EXERCISE DIRECTIONS:
Only the number is wanted: count the lines in the data with "Barbershop" in them.

[start EXERCISE INPUTS]

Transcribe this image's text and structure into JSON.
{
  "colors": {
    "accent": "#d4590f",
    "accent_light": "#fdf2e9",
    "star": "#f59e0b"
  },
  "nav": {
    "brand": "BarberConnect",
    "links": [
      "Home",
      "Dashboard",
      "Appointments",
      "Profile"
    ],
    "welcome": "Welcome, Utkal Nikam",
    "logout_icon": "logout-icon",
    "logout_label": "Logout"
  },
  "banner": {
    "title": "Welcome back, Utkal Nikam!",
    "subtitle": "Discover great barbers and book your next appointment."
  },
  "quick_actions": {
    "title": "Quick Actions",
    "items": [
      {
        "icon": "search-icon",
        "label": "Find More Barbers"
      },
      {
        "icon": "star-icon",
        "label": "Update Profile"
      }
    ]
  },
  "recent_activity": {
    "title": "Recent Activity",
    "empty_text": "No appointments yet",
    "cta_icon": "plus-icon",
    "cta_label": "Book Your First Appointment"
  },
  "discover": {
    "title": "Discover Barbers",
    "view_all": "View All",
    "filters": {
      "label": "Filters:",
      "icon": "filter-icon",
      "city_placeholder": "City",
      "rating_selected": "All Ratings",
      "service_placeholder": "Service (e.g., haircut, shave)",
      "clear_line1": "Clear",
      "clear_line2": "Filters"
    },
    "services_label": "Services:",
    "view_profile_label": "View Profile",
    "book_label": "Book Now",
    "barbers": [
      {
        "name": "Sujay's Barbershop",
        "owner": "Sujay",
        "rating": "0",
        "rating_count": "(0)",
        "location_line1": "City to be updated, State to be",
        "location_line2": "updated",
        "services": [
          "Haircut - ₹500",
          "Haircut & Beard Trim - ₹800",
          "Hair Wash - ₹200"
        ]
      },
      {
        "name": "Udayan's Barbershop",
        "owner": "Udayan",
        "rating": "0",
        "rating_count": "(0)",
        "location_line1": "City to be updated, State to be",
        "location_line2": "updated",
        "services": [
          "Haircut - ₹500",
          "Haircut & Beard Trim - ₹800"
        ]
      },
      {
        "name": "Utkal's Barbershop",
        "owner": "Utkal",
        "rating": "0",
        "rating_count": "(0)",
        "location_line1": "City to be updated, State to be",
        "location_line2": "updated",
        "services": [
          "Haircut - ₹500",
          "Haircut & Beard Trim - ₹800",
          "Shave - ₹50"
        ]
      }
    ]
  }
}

[end EXERCISE INPUTS]

SOLUTION FOR THIS TASK:
3